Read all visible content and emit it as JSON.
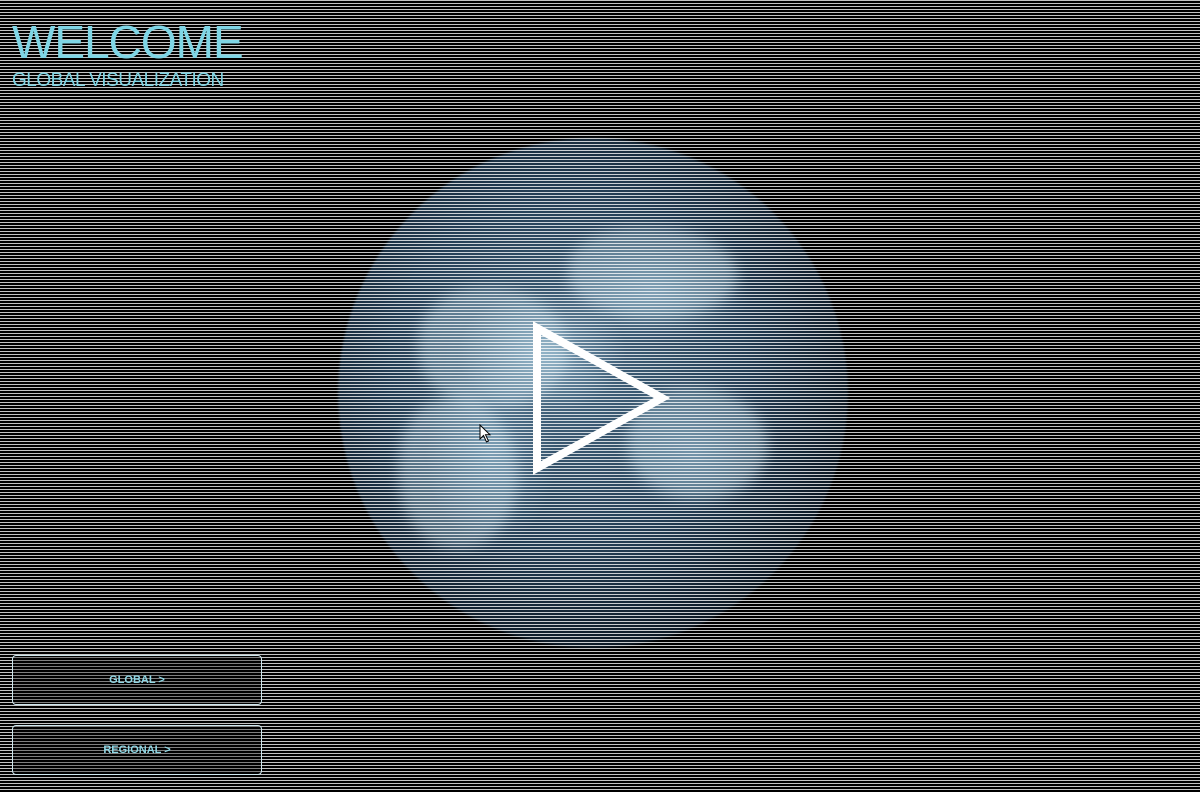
{
  "header": {
    "title": "WELCOME",
    "subtitle": "GLOBAL VISUALIZATION"
  },
  "hero": {
    "play_icon": "play-icon",
    "globe": "globe-image"
  },
  "nav": {
    "global_label": "GLOBAL >",
    "regional_label": "REGIONAL >"
  },
  "colors": {
    "accent": "#7fd6e6",
    "background": "#000000",
    "button_border": "#cfe7ee",
    "play_icon": "#ffffff"
  }
}
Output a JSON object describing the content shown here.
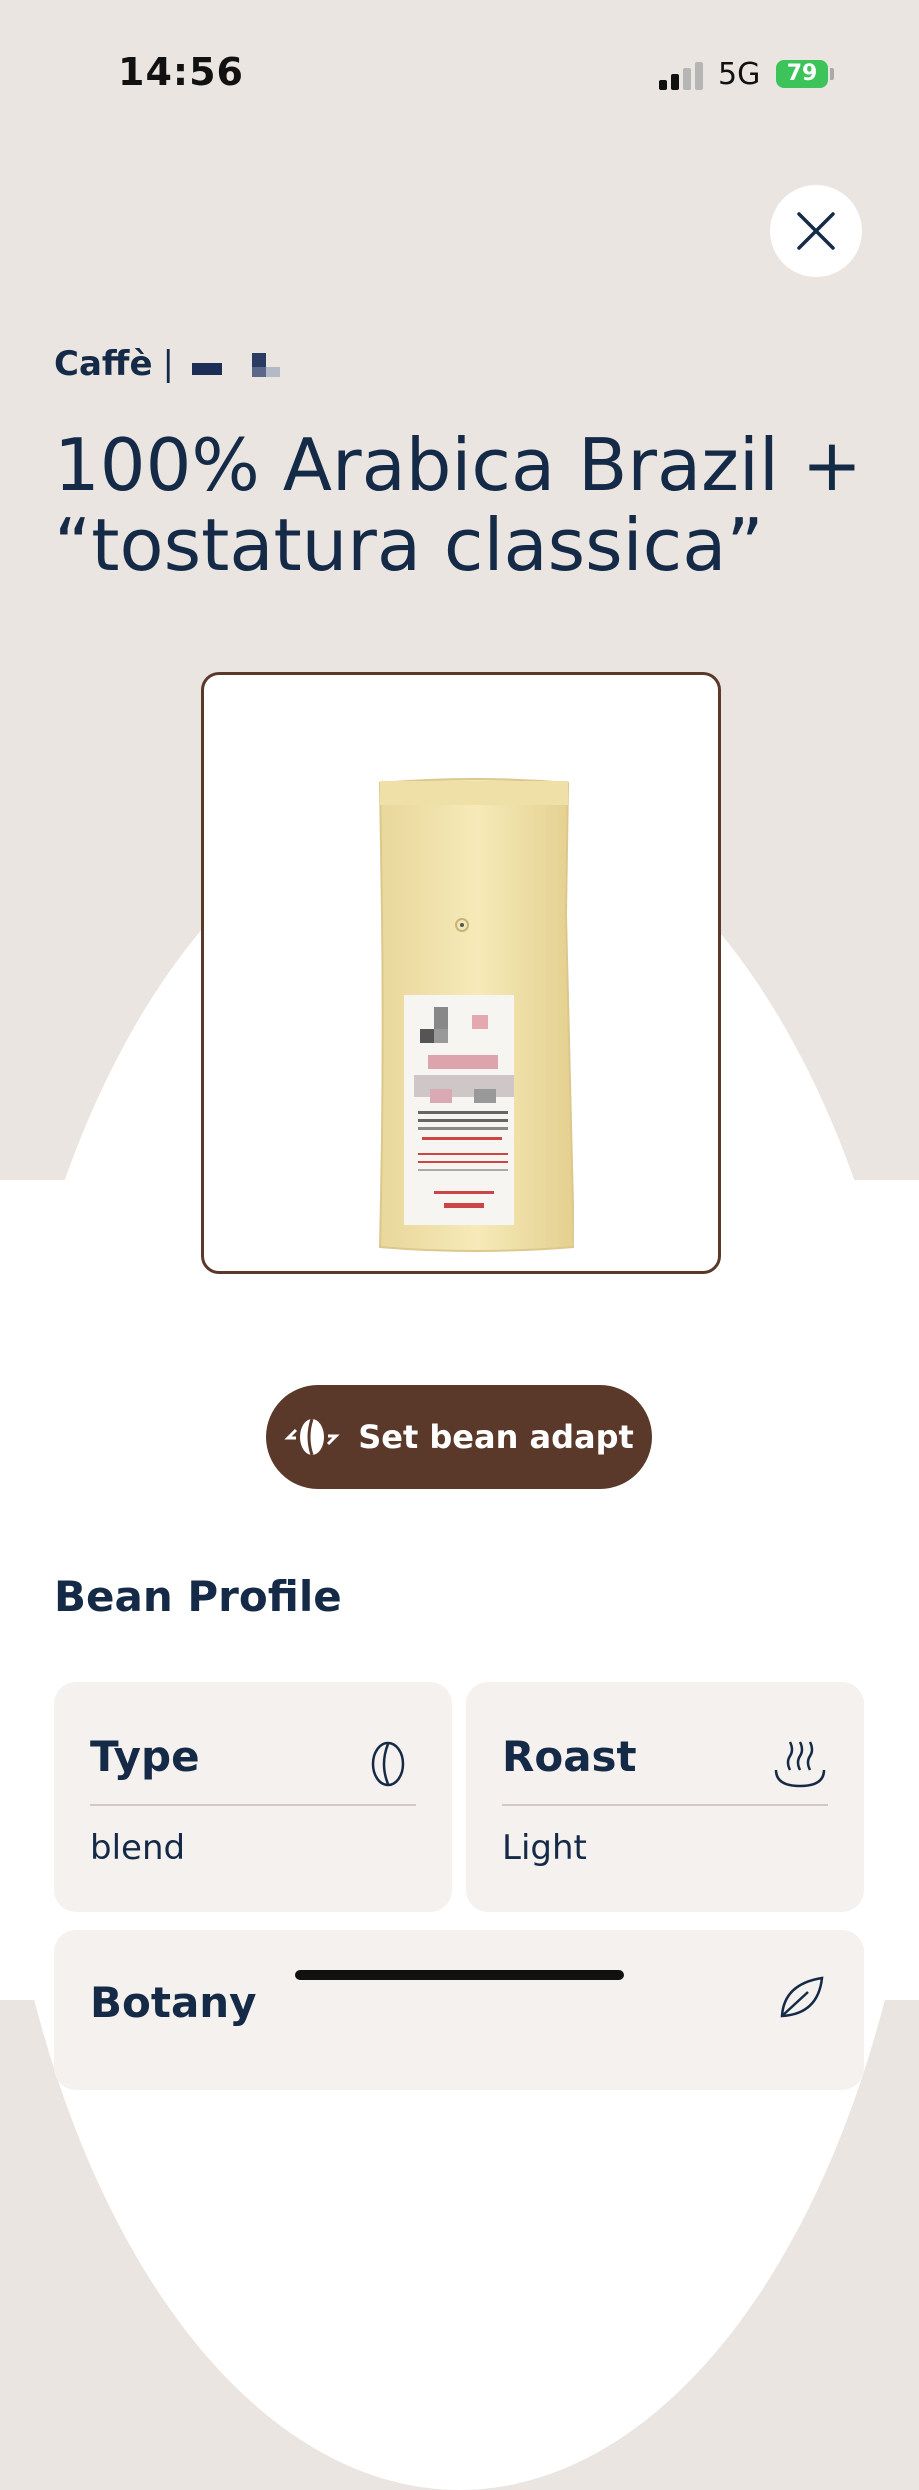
{
  "status_bar": {
    "time": "14:56",
    "network": "5G",
    "battery": "79"
  },
  "header": {
    "category": "Caffè",
    "separator": "|"
  },
  "product": {
    "title": "100% Arabica Brazil + “tostatura classica”"
  },
  "actions": {
    "set_bean_label": "Set bean adapt"
  },
  "bean_profile": {
    "title": "Bean Profile",
    "cards": [
      {
        "label": "Type",
        "value": "blend",
        "icon": "coffee-bean-icon"
      },
      {
        "label": "Roast",
        "value": "Light",
        "icon": "roast-heat-icon"
      },
      {
        "label": "Botany",
        "icon": "leaf-icon"
      }
    ]
  },
  "colors": {
    "background": "#ebe5e1",
    "accent": "#5a392b",
    "text": "#142a47",
    "card": "#f5f1ee"
  }
}
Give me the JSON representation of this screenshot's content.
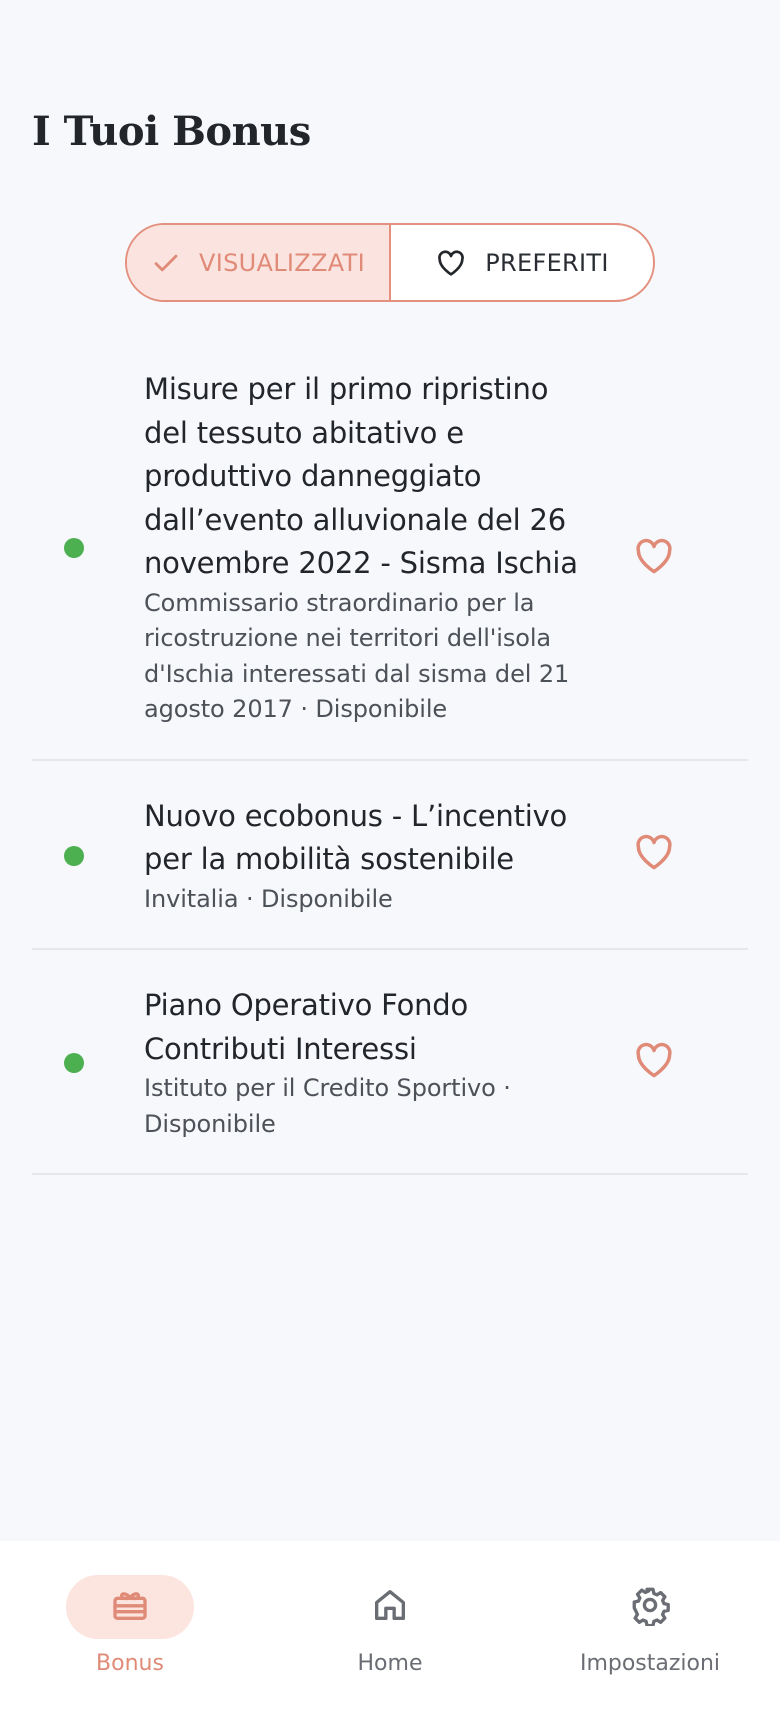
{
  "page": {
    "title": "I Tuoi Bonus"
  },
  "tabs": [
    {
      "label": "VISUALIZZATI",
      "icon": "check-icon",
      "active": true
    },
    {
      "label": "PREFERITI",
      "icon": "heart-outline-icon",
      "active": false
    }
  ],
  "items": [
    {
      "title": "Misure per il primo ripristino del tessuto abitativo e produttivo danneggiato dall’evento alluvionale del 26 novembre 2022 - Sisma Ischia",
      "subtitle": "Commissario straordinario per la ricostruzione nei territori dell'isola d'Ischia interessati dal sisma del 21 agosto 2017 · Disponibile",
      "status_color": "#4caf50"
    },
    {
      "title": "Nuovo ecobonus - L’incentivo per la mobilità sostenibile",
      "subtitle": "Invitalia · Disponibile",
      "status_color": "#4caf50"
    },
    {
      "title": "Piano Operativo Fondo Contributi Interessi",
      "subtitle": "Istituto per il Credito Sportivo · Disponibile",
      "status_color": "#4caf50"
    }
  ],
  "nav": [
    {
      "label": "Bonus",
      "icon": "gift-icon",
      "active": true
    },
    {
      "label": "Home",
      "icon": "home-icon",
      "active": false
    },
    {
      "label": "Impostazioni",
      "icon": "gear-icon",
      "active": false
    }
  ],
  "colors": {
    "accent": "#e08a78",
    "accent_bg": "#fbe3df",
    "status_available": "#4caf50",
    "background": "#f7f8fc"
  }
}
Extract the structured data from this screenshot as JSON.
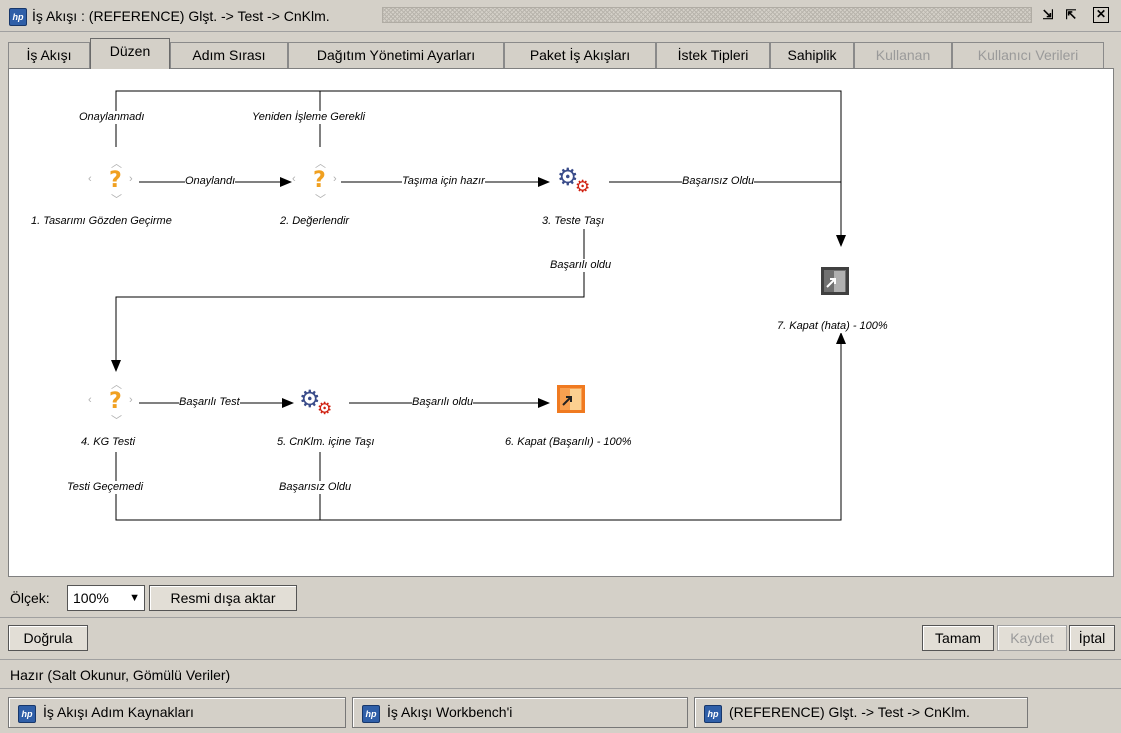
{
  "window": {
    "title": "İş Akışı : (REFERENCE) Glşt. -> Test -> CnKlm.",
    "logo": "hp-logo",
    "logo_text": "hp",
    "controls": {
      "restore": "restore-icon",
      "maximize": "maximize-icon",
      "close": "close-icon"
    }
  },
  "tabs": [
    {
      "label": "İş Akışı",
      "active": false,
      "enabled": true
    },
    {
      "label": "Düzen",
      "active": true,
      "enabled": true
    },
    {
      "label": "Adım Sırası",
      "active": false,
      "enabled": true
    },
    {
      "label": "Dağıtım Yönetimi Ayarları",
      "active": false,
      "enabled": true
    },
    {
      "label": "Paket İş Akışları",
      "active": false,
      "enabled": true
    },
    {
      "label": "İstek Tipleri",
      "active": false,
      "enabled": true
    },
    {
      "label": "Sahiplik",
      "active": false,
      "enabled": true
    },
    {
      "label": "Kullanan",
      "active": false,
      "enabled": false
    },
    {
      "label": "Kullanıcı Verileri",
      "active": false,
      "enabled": false
    }
  ],
  "diagram": {
    "nodes": [
      {
        "label": "1. Tasarımı Gözden Geçirme",
        "icon": "decision-icon"
      },
      {
        "label": "2. Değerlendir",
        "icon": "decision-icon"
      },
      {
        "label": "3. Teste Taşı",
        "icon": "gears-icon"
      },
      {
        "label": "4. KG Testi",
        "icon": "decision-icon"
      },
      {
        "label": "5. CnKlm. içine Taşı",
        "icon": "gears-icon"
      },
      {
        "label": "6. Kapat (Başarılı) - 100%",
        "icon": "close-success-icon"
      },
      {
        "label": "7. Kapat (hata) - 100%",
        "icon": "close-error-icon"
      }
    ],
    "transitions": {
      "onaylanmadi": "Onaylanmadı",
      "yeniden": "Yeniden İşleme Gerekli",
      "onaylandi": "Onaylandı",
      "tasima": "Taşıma için hazır",
      "basarisiz1": "Başarısız Oldu",
      "basarili1": "Başarılı oldu",
      "basarili_test": "Başarılı Test",
      "basarili2": "Başarılı oldu",
      "testi_gecemedi": "Testi Geçemedi",
      "basarisiz2": "Başarısız Oldu"
    }
  },
  "scale": {
    "label": "Ölçek:",
    "value": "100%"
  },
  "export_button": "Resmi dışa aktar",
  "validate_button": "Doğrula",
  "ok_button": "Tamam",
  "save_button": "Kaydet",
  "cancel_button": "İptal",
  "status": "Hazır (Salt Okunur, Gömülü Veriler)",
  "taskbar": [
    "İş Akışı Adım Kaynakları",
    "İş Akışı Workbench'i",
    "(REFERENCE) Glşt. -> Test -> CnKlm."
  ]
}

★ ★ ★ ★ ★ ★ ★

# [Task]
The records above need to be given again exactly. Omit the pictures.

# [Expected output]
Read all visible content and emit it as JSON.
{
  "header": {
    "title": "WELCOME",
    "subtitle": "GLOBAL VISUALIZATION"
  },
  "hero": {
    "play_icon": "play-icon",
    "globe": "globe-image"
  },
  "nav": {
    "global_label": "GLOBAL >",
    "regional_label": "REGIONAL >"
  },
  "colors": {
    "accent": "#7fd6e6",
    "background": "#000000",
    "button_border": "#cfe7ee",
    "play_icon": "#ffffff"
  }
}
Output a JSON object describing the content shown here.
{
  "status_bar": {
    "time": "14:56",
    "network": "5G",
    "battery": "79"
  },
  "header": {
    "category": "Caffè",
    "separator": "|"
  },
  "product": {
    "title": "100% Arabica Brazil + “tostatura classica”"
  },
  "actions": {
    "set_bean_label": "Set bean adapt"
  },
  "bean_profile": {
    "title": "Bean Profile",
    "cards": [
      {
        "label": "Type",
        "value": "blend",
        "icon": "coffee-bean-icon"
      },
      {
        "label": "Roast",
        "value": "Light",
        "icon": "roast-heat-icon"
      },
      {
        "label": "Botany",
        "icon": "leaf-icon"
      }
    ]
  },
  "colors": {
    "background": "#ebe5e1",
    "accent": "#5a392b",
    "text": "#142a47",
    "card": "#f5f1ee"
  }
}
Give me the JSON representation of this screenshot's content.
{
  "page": {
    "title": "I Tuoi Bonus"
  },
  "tabs": [
    {
      "label": "VISUALIZZATI",
      "icon": "check-icon",
      "active": true
    },
    {
      "label": "PREFERITI",
      "icon": "heart-outline-icon",
      "active": false
    }
  ],
  "items": [
    {
      "title": "Misure per il primo ripristino del tessuto abitativo e produttivo danneggiato dall’evento alluvionale del 26 novembre 2022 - Sisma Ischia",
      "subtitle": "Commissario straordinario per la ricostruzione nei territori dell'isola d'Ischia interessati dal sisma del 21 agosto 2017 · Disponibile",
      "status_color": "#4caf50"
    },
    {
      "title": "Nuovo ecobonus - L’incentivo per la mobilità sostenibile",
      "subtitle": "Invitalia · Disponibile",
      "status_color": "#4caf50"
    },
    {
      "title": "Piano Operativo Fondo Contributi Interessi",
      "subtitle": "Istituto per il Credito Sportivo · Disponibile",
      "status_color": "#4caf50"
    }
  ],
  "nav": [
    {
      "label": "Bonus",
      "icon": "gift-icon",
      "active": true
    },
    {
      "label": "Home",
      "icon": "home-icon",
      "active": false
    },
    {
      "label": "Impostazioni",
      "icon": "gear-icon",
      "active": false
    }
  ],
  "colors": {
    "accent": "#e08a78",
    "accent_bg": "#fbe3df",
    "status_available": "#4caf50",
    "background": "#f7f8fc"
  }
}
Extract the structured data from this screenshot as JSON.
{
  "window": {
    "title": "İş Akışı : (REFERENCE) Glşt. -> Test -> CnKlm.",
    "logo": "hp-logo",
    "logo_text": "hp",
    "controls": {
      "restore": "restore-icon",
      "maximize": "maximize-icon",
      "close": "close-icon"
    }
  },
  "tabs": [
    {
      "label": "İş Akışı",
      "active": false,
      "enabled": true
    },
    {
      "label": "Düzen",
      "active": true,
      "enabled": true
    },
    {
      "label": "Adım Sırası",
      "active": false,
      "enabled": true
    },
    {
      "label": "Dağıtım Yönetimi Ayarları",
      "active": false,
      "enabled": true
    },
    {
      "label": "Paket İş Akışları",
      "active": false,
      "enabled": true
    },
    {
      "label": "İstek Tipleri",
      "active": false,
      "enabled": true
    },
    {
      "label": "Sahiplik",
      "active": false,
      "enabled": true
    },
    {
      "label": "Kullanan",
      "active": false,
      "enabled": false
    },
    {
      "label": "Kullanıcı Verileri",
      "active": false,
      "enabled": false
    }
  ],
  "diagram": {
    "nodes": [
      {
        "label": "1. Tasarımı Gözden Geçirme",
        "icon": "decision-icon"
      },
      {
        "label": "2. Değerlendir",
        "icon": "decision-icon"
      },
      {
        "label": "3. Teste Taşı",
        "icon": "gears-icon"
      },
      {
        "label": "4. KG Testi",
        "icon": "decision-icon"
      },
      {
        "label": "5. CnKlm. içine Taşı",
        "icon": "gears-icon"
      },
      {
        "label": "6. Kapat (Başarılı) - 100%",
        "icon": "close-success-icon"
      },
      {
        "label": "7. Kapat (hata) - 100%",
        "icon": "close-error-icon"
      }
    ],
    "transitions": {
      "onaylanmadi": "Onaylanmadı",
      "yeniden": "Yeniden İşleme Gerekli",
      "onaylandi": "Onaylandı",
      "tasima": "Taşıma için hazır",
      "basarisiz1": "Başarısız Oldu",
      "basarili1": "Başarılı oldu",
      "basarili_test": "Başarılı Test",
      "basarili2": "Başarılı oldu",
      "testi_gecemedi": "Testi Geçemedi",
      "basarisiz2": "Başarısız Oldu"
    }
  },
  "scale": {
    "label": "Ölçek:",
    "value": "100%"
  },
  "export_button": "Resmi dışa aktar",
  "validate_button": "Doğrula",
  "ok_button": "Tamam",
  "save_button": "Kaydet",
  "cancel_button": "İptal",
  "status": "Hazır (Salt Okunur, Gömülü Veriler)",
  "taskbar": [
    "İş Akışı Adım Kaynakları",
    "İş Akışı Workbench'i",
    "(REFERENCE) Glşt. -> Test -> CnKlm."
  ]
}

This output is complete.